[Page]:
##########

D’autre part, dans le Plan d’études 21, les «exigences fondamentales» en mathématiques sont à ce point minimes qu’il faut craindre une autre dégradation de la formation – finalement, à force d’«explorer» et de «découvrir» le temps manque pour apprendre et approfondir la matière en elle-même. Contrairement à ce qui s’est pratiqué jusqu’ici: selon le Plan d’études 21, aucun élève ne doit connaître à la fin de la deuxième classe les tables de multiplication. Et même plus tard, il faut juste les connaître sans toutefois les maîtriser. Mais par contre, les élèves doivent déjà se servir d’une calculatrice à partir de la deuxième classe primaire et les multiplications et divisions écrites sont totalement exclues. Plus question du calcul des pourcentages, des puissances et des racines au niveau secondaire, il suffit de l’effectuer avec la calculatrice. Finalement, au niveau secondaire, il n’existe dans ce domaine plus d’«exigences fondamentales» que tous les élèves devraient atteindre.
Dans sa réponse à la consultation concernant le Plan d’études 21, l’Union suisse des arts et métiers constate donc: «Les exigences de la formation professionnelle par rapport aux connaissances et compétences mathématiques sont plutôt modestes. Hors, en 1er année d’apprentissage, il est d’une importance capitale dans la plupart des métiers que les bases soient bien maîtrisées. Ce sont des compétences dont un certain ‹rabâchage› est recommandé, même si le terme est mal vu en pédagogie.»
Jusque dans les années 90, les manuels scolaires avaient introduit l’élève progressivement dans la structure des mathématiques et les enseignants avaient également appliqué en quelque sorte ce «rabâchage». Les programmes scolaires et la formation des enseignants étaient la base d’un enseignement systématiquement structuré. Aujourd’hui, les Hautes écoles pédagogiques proclament haut et fort la didactique du «constructivisme». Il en est de même pour le secteur des manuels scolaires: les manuels systématiquement structurés sont jetés à la poubelle, les nouveaux manuels obligatoires suivent le diktat du «constructivisme». Ils sont déjà axés sur le Plan d’études 21, avant même que celui-ci soit adopté; et dans le canton de Thurgovie par exemple, ces manuels sont déjà déclarés obligatoires.

##########

[Enregistrements fournis]:
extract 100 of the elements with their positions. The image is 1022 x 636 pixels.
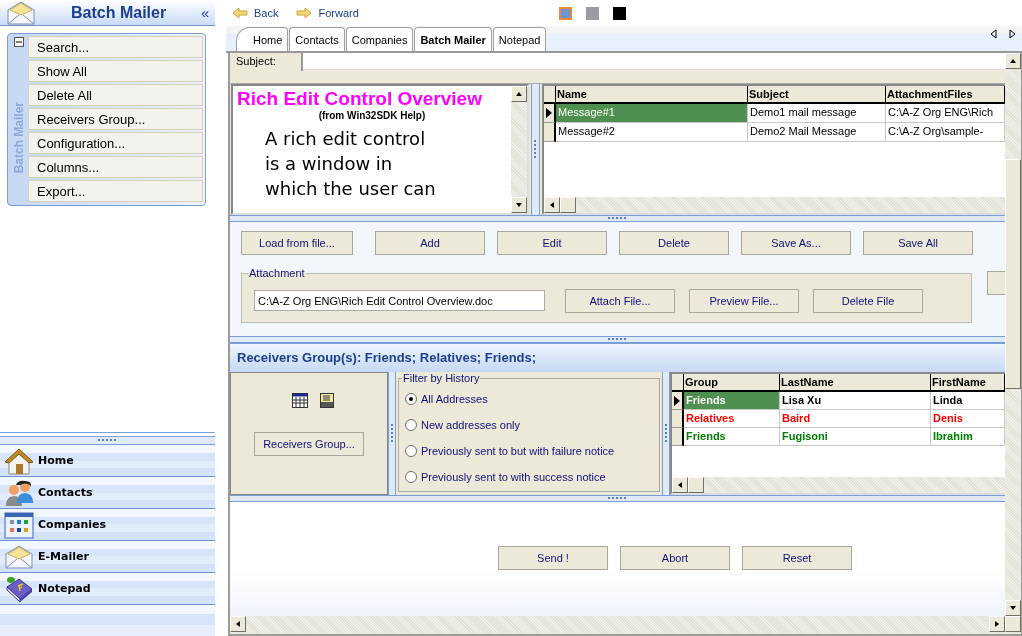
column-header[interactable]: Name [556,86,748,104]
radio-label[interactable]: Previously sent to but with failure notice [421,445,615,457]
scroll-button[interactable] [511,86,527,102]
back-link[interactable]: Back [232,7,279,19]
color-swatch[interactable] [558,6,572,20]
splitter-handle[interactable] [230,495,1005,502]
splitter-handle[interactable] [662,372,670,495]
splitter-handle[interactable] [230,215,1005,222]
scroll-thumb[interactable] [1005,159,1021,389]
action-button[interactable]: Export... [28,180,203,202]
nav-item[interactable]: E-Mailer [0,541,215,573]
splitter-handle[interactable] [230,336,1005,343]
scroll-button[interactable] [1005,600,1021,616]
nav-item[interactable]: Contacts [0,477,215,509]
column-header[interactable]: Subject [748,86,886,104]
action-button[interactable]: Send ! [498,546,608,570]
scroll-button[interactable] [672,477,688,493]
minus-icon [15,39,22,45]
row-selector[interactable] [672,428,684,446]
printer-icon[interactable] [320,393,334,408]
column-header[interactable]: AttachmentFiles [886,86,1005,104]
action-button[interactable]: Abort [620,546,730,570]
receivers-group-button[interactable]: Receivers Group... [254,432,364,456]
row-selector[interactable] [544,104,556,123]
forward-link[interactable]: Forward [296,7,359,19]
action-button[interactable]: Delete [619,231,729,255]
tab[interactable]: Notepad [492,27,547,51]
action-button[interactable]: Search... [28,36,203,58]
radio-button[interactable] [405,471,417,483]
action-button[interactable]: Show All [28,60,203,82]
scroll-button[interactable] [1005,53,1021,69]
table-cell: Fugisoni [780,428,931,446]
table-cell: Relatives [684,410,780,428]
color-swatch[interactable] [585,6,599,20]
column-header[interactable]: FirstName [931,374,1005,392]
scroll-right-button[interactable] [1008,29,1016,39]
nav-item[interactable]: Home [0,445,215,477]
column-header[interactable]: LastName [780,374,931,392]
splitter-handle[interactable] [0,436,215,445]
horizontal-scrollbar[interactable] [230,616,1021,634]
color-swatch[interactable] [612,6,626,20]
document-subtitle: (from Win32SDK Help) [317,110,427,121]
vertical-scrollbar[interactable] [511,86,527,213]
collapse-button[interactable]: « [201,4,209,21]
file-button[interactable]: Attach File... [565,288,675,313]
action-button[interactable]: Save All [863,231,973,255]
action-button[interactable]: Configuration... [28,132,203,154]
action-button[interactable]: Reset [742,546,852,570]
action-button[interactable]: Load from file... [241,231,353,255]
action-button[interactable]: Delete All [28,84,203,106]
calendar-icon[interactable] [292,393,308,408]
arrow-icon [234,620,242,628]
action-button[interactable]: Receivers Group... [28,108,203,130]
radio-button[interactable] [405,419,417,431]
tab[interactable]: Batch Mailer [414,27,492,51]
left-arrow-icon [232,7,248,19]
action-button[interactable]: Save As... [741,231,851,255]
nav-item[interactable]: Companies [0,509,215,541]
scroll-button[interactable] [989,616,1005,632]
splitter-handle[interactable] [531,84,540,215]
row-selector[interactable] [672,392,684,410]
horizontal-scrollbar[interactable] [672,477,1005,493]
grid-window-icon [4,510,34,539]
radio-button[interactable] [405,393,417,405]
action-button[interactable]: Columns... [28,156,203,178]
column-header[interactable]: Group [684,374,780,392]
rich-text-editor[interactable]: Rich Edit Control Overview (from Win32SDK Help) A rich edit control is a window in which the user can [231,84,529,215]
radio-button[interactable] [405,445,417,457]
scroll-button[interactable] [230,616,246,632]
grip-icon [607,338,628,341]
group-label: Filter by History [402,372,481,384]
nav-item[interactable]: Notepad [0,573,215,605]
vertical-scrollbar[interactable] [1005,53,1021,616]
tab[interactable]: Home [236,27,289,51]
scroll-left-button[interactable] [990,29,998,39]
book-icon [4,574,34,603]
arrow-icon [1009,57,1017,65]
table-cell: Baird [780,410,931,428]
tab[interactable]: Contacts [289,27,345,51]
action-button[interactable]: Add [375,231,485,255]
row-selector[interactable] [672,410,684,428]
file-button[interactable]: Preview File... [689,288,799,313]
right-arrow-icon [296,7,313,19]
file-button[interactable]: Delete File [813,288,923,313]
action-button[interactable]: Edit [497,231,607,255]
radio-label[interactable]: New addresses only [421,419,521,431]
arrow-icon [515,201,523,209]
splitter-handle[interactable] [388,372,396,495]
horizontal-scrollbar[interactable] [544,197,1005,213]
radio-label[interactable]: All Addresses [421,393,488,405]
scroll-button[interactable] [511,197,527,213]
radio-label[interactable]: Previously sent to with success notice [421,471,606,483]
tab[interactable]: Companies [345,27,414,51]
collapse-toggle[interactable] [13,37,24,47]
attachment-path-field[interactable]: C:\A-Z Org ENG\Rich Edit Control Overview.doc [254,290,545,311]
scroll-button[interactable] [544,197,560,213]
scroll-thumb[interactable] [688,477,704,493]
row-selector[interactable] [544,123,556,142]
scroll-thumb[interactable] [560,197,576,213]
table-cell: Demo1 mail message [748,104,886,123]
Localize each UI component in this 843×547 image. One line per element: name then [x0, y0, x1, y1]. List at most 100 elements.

##########

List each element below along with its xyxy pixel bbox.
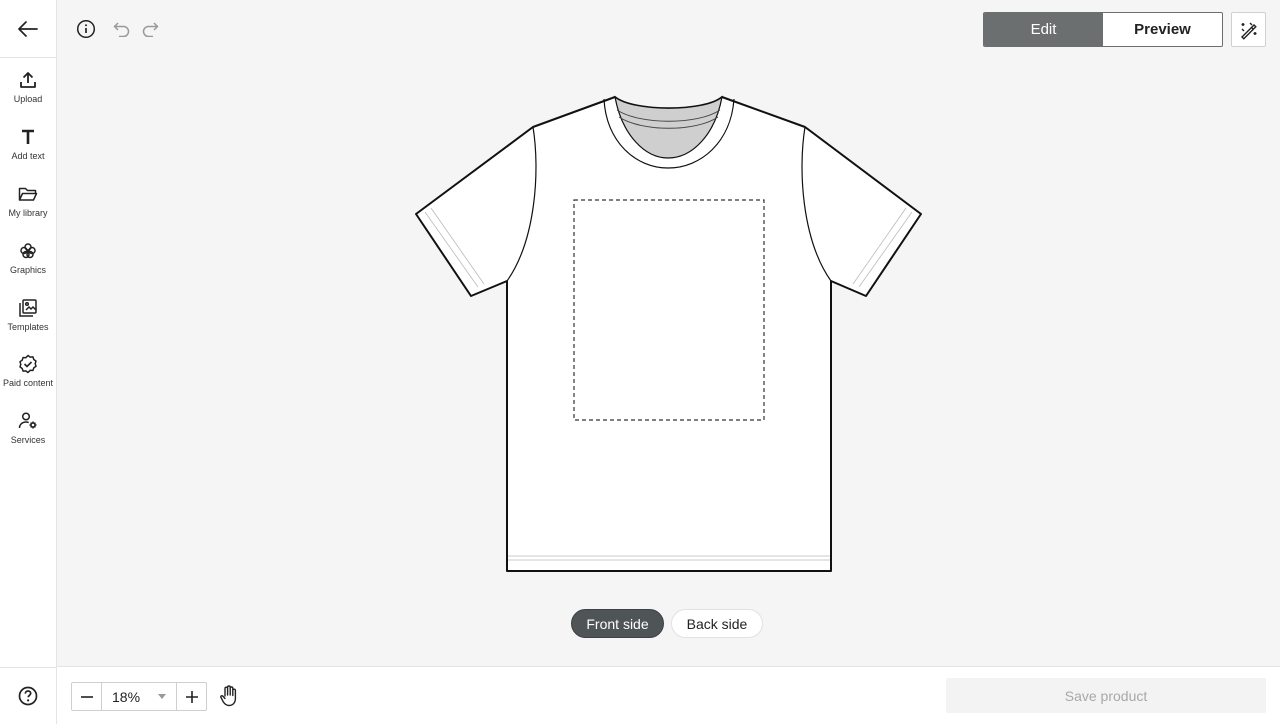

##########

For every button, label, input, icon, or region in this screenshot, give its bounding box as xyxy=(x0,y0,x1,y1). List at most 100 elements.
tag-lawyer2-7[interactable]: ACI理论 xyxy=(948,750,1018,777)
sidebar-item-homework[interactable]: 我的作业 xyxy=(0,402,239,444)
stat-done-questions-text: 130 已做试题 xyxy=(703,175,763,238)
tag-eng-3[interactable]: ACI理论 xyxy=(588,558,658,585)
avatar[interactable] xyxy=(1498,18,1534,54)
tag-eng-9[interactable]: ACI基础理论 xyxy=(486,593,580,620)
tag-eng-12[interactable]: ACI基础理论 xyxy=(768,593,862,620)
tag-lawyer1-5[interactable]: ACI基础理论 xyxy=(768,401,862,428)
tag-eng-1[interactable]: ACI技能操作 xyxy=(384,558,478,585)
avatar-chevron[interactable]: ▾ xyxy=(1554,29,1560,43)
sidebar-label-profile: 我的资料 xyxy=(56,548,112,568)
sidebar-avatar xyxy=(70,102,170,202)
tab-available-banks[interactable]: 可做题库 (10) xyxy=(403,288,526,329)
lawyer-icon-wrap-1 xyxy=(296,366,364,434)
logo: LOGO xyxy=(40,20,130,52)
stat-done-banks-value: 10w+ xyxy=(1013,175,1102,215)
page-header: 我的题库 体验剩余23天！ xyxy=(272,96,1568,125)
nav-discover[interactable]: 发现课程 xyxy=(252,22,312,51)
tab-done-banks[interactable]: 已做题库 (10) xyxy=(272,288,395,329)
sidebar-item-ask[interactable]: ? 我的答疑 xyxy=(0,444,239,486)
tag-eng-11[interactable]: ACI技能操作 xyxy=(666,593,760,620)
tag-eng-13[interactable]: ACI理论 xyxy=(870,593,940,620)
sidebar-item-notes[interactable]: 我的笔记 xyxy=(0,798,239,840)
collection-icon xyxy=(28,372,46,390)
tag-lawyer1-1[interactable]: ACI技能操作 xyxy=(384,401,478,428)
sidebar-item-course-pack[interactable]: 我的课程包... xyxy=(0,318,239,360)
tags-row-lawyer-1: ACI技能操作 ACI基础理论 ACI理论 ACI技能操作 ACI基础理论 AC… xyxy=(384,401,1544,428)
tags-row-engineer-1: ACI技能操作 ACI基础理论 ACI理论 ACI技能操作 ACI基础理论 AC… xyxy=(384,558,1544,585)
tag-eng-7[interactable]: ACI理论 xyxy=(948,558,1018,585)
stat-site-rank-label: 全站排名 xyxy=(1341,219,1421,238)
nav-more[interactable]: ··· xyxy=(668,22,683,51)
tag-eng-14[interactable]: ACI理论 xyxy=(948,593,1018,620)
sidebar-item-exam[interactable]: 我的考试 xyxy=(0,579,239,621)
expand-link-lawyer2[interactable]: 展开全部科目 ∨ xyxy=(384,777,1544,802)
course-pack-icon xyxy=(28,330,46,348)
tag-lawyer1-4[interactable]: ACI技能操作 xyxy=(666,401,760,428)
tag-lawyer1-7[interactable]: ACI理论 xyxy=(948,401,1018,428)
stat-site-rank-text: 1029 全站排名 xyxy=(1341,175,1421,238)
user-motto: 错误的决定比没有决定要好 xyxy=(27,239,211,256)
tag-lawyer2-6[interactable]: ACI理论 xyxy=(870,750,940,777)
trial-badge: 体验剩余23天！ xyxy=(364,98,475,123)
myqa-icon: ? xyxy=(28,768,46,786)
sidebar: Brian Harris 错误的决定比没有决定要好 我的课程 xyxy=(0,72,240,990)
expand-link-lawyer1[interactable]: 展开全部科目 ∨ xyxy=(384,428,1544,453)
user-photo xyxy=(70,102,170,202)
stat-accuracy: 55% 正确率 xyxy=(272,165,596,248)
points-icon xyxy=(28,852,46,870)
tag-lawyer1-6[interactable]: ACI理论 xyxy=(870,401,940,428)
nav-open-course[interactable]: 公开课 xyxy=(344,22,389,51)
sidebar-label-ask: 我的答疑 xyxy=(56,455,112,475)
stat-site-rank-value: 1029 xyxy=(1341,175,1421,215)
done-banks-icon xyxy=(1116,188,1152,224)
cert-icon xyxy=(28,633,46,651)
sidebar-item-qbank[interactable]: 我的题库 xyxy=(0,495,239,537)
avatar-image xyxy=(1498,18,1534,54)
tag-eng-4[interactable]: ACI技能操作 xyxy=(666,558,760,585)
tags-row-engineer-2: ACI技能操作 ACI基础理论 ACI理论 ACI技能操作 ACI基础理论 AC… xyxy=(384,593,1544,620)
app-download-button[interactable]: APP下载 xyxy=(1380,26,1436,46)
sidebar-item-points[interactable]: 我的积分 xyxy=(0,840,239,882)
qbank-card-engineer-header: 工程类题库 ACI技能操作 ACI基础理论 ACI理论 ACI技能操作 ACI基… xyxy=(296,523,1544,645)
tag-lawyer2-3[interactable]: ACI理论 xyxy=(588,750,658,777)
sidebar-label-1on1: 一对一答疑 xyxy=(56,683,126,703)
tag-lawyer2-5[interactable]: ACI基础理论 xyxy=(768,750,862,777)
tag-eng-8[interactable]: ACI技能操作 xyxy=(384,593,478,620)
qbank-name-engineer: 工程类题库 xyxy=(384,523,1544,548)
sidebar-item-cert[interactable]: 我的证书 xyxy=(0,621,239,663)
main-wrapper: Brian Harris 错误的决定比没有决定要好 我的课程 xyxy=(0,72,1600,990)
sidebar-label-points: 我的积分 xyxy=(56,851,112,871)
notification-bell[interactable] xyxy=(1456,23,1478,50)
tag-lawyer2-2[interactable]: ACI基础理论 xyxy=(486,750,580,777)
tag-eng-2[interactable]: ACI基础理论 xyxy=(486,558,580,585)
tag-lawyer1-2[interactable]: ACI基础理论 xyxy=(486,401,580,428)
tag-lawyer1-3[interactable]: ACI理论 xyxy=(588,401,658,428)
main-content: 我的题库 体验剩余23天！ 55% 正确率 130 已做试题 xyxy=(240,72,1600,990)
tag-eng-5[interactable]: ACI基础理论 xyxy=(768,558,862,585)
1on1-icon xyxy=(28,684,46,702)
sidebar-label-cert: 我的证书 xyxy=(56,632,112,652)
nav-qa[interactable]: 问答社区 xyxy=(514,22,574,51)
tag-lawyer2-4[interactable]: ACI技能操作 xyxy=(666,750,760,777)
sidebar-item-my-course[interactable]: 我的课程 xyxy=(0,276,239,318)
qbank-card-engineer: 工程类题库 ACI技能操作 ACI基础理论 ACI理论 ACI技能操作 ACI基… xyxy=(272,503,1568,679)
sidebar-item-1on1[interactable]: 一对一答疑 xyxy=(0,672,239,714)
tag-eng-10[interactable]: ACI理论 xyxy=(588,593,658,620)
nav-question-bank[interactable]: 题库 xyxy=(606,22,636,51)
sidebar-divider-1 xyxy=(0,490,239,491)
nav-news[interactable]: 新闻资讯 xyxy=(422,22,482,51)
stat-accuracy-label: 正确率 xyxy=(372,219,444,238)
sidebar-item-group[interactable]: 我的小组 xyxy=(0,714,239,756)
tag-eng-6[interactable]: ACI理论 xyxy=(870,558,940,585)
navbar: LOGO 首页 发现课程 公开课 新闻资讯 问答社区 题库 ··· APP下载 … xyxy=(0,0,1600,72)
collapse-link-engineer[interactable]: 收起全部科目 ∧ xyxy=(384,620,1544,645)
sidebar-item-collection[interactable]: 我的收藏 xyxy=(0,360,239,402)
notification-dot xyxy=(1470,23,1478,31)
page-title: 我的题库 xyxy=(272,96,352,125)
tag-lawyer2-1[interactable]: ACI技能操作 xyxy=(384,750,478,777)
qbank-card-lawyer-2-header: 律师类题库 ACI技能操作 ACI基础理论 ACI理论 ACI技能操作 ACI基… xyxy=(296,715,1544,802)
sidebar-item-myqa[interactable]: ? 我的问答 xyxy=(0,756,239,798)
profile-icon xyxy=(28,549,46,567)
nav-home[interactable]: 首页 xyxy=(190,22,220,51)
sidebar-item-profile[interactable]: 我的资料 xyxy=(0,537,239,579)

##########

[Consigne 1]: D'après la page sur le Plan d'études 21, à partir de quelle classe les élèves doivent-ils se servir d'une calculatrice ?
[Consigne 2]: Dans les enregistrements, substitue "menu" à "sidebar" de la ligne contenant "For every button, label, input, icon, or" jusqu'à la ligne contenant "tab-done-banks[interactable]: 已做题库 (10)", puis redonne uniquement ces lignes.

[Résultat correct 1]: À partir de la deuxième classe primaire.

[Résultat correct 2]:
For every button, label, input, icon, or region in this screenshot, give its bounding box as xyxy=(x0,y0,x1,y1). List at most 100 elements.
tag-lawyer2-7[interactable]: ACI理论 xyxy=(948,750,1018,777)
menu-item-homework[interactable]: 我的作业 xyxy=(0,402,239,444)
stat-done-questions-text: 130 已做试题 xyxy=(703,175,763,238)
tag-eng-3[interactable]: ACI理论 xyxy=(588,558,658,585)
avatar[interactable] xyxy=(1498,18,1534,54)
tag-eng-9[interactable]: ACI基础理论 xyxy=(486,593,580,620)
tag-eng-12[interactable]: ACI基础理论 xyxy=(768,593,862,620)
tag-lawyer1-5[interactable]: ACI基础理论 xyxy=(768,401,862,428)
tag-eng-1[interactable]: ACI技能操作 xyxy=(384,558,478,585)
avatar-chevron[interactable]: ▾ xyxy=(1554,29,1560,43)
menu-label-profile: 我的资料 xyxy=(56,548,112,568)
menu-avatar xyxy=(70,102,170,202)
tab-available-banks[interactable]: 可做题库 (10) xyxy=(403,288,526,329)
lawyer-icon-wrap-1 xyxy=(296,366,364,434)
logo: LOGO xyxy=(40,20,130,52)
stat-done-banks-value: 10w+ xyxy=(1013,175,1102,215)
page-header: 我的题库 体验剩余23天！ xyxy=(272,96,1568,125)
nav-discover[interactable]: 发现课程 xyxy=(252,22,312,51)
tab-done-banks[interactable]: 已做题库 (10) xyxy=(272,288,395,329)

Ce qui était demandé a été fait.